*WHAT IS REQUIRED:*
Your answer should be a single number: the count of lines that include "hour".

Stored data
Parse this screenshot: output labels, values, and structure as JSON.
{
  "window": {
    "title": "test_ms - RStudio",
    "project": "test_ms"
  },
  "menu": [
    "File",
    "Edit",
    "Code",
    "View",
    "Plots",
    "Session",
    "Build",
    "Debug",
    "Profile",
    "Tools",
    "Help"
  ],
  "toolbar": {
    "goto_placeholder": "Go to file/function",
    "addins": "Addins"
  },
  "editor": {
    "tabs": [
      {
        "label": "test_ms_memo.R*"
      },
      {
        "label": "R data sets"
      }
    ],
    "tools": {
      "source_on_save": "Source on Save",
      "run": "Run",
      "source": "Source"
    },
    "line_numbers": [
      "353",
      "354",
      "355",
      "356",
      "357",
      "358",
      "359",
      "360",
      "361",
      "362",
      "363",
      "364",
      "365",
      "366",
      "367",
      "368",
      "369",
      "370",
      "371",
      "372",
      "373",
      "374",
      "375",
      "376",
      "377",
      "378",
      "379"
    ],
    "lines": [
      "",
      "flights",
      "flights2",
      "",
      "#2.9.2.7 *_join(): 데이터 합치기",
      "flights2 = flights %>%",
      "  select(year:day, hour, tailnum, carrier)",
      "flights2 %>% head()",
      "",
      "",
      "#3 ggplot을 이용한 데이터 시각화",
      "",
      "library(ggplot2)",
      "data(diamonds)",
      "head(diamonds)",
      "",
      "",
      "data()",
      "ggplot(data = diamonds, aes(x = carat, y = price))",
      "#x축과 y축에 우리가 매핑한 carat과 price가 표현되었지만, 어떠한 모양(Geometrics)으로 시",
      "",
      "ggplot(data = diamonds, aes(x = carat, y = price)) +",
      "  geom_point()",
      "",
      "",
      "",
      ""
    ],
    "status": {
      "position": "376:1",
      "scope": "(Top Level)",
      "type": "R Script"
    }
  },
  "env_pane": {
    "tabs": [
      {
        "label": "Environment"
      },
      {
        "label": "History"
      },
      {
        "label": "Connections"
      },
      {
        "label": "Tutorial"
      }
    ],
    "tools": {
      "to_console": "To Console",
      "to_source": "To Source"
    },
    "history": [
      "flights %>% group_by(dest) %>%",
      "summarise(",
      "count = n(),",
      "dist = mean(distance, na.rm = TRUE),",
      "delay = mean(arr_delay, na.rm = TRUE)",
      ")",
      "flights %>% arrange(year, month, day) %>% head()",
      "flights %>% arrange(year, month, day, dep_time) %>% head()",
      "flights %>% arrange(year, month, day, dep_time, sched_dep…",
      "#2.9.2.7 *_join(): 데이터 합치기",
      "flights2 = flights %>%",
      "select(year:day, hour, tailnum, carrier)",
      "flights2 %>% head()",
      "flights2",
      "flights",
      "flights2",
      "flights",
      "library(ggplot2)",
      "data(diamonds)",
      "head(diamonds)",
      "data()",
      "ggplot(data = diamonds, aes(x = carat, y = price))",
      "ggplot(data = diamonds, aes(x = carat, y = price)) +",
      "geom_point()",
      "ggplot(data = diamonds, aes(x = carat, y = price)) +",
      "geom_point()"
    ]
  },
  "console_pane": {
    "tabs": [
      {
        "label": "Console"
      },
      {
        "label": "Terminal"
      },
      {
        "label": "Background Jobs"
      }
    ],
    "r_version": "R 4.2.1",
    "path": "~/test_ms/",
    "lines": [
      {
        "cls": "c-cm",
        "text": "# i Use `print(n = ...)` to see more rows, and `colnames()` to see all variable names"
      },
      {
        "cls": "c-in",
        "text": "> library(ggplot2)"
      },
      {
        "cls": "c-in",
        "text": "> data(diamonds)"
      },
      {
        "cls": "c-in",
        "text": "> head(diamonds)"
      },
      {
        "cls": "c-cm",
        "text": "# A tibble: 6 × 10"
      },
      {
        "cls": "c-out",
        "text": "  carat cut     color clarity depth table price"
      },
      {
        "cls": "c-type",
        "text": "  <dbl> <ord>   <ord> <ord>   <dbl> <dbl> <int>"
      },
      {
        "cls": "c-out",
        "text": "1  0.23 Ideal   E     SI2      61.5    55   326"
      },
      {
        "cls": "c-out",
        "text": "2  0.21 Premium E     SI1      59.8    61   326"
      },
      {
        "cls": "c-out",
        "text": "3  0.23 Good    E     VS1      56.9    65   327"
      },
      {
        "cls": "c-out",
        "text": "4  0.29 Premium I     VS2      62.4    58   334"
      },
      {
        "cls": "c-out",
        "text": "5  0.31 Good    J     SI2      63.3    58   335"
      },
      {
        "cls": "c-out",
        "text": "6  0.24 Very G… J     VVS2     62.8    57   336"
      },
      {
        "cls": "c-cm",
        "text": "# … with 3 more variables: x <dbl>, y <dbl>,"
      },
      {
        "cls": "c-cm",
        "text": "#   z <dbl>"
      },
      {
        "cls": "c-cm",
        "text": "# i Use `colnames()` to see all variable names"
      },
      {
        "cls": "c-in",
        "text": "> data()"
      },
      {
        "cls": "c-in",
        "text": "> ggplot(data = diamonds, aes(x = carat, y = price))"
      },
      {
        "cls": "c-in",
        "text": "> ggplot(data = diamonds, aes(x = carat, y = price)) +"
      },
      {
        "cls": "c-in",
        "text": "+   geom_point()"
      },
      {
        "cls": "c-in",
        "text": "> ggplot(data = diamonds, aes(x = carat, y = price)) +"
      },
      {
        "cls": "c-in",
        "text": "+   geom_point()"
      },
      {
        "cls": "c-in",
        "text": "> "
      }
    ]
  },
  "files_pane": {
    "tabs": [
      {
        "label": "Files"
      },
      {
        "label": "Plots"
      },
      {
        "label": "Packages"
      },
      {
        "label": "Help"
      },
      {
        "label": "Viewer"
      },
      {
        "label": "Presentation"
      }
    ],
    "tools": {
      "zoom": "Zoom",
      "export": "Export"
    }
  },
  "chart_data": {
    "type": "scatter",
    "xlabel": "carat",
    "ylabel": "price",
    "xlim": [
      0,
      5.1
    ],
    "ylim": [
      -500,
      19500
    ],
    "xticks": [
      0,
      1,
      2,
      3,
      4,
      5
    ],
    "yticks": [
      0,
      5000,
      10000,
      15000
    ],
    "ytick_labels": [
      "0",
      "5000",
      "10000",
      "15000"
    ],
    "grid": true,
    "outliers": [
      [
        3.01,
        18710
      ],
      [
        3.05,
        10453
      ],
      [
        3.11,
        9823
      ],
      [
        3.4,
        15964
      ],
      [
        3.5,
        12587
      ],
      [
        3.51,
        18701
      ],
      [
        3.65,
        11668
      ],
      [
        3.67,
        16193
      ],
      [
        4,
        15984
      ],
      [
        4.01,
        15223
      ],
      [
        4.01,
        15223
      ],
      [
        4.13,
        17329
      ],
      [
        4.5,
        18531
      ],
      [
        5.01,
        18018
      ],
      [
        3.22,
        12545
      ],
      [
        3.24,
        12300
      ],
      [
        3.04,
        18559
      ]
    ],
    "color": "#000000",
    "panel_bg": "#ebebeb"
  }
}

*RESPONSE:*
2